- Aim: Gather all lines from the material that contain "scheduled".

- Dataset records:
## start

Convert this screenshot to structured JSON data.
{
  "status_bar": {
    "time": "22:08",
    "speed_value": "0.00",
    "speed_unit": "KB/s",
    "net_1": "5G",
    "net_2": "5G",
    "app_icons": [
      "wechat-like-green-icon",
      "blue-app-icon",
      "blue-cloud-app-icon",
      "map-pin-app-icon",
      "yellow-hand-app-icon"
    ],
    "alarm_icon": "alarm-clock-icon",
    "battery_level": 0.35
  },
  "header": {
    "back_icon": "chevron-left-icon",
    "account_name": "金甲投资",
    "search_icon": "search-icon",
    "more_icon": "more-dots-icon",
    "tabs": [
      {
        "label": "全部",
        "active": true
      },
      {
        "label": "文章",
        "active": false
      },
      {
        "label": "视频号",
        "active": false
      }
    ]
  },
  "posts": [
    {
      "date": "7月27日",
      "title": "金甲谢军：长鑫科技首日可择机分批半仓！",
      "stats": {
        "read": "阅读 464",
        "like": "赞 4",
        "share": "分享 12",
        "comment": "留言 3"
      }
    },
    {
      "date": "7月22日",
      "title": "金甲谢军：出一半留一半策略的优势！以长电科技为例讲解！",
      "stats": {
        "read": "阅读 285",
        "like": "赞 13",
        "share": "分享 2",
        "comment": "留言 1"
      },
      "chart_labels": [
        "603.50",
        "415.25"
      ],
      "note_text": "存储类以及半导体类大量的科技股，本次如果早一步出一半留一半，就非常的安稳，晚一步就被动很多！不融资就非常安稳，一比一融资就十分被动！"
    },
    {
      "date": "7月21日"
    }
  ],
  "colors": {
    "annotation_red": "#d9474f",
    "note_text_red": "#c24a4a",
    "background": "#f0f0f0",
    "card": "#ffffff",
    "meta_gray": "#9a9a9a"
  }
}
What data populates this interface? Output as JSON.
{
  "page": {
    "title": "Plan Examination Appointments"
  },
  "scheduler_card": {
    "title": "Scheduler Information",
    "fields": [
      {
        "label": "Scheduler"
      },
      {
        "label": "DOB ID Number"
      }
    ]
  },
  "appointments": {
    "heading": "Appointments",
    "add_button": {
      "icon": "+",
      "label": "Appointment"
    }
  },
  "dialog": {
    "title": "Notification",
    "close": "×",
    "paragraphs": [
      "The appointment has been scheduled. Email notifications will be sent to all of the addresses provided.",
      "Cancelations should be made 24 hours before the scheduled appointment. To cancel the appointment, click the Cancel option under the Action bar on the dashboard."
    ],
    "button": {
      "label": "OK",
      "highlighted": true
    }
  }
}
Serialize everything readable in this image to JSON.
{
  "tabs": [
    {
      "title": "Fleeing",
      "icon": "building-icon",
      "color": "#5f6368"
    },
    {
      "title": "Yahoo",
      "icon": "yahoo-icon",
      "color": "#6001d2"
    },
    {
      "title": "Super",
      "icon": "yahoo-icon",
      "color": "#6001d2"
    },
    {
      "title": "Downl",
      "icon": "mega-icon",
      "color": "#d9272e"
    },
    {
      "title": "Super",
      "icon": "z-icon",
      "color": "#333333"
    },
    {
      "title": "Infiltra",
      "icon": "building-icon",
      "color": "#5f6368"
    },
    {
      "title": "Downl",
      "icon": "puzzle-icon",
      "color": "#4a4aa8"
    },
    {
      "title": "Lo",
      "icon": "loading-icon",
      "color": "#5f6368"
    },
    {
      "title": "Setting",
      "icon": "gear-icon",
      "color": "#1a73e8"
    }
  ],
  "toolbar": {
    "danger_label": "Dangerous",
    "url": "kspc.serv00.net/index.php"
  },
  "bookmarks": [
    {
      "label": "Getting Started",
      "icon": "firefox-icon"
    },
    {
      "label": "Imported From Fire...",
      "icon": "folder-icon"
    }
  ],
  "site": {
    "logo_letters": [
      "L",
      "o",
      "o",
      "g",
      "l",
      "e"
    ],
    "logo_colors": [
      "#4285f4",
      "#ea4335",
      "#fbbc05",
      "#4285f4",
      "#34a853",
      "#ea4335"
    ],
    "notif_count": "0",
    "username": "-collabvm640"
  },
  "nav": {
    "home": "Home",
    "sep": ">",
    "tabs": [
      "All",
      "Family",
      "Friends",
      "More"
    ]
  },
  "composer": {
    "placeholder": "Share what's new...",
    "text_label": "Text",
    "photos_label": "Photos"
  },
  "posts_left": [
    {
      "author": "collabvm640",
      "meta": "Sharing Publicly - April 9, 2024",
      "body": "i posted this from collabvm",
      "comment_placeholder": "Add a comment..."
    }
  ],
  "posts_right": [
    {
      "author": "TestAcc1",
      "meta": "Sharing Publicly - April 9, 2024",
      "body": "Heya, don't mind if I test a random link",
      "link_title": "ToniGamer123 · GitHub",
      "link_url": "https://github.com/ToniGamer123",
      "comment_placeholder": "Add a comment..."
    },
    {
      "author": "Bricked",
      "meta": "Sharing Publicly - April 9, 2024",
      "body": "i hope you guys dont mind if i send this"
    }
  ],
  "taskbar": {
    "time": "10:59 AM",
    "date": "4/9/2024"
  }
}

## end

- Exercise answer:
      "The appointment has been scheduled. Email notifications will be sent to all of the addresses provided.",
      "Cancelations should be made 24 hours before the scheduled appointment. To cancel the appointment, click the Cancel option under the Action bar on the dashboard."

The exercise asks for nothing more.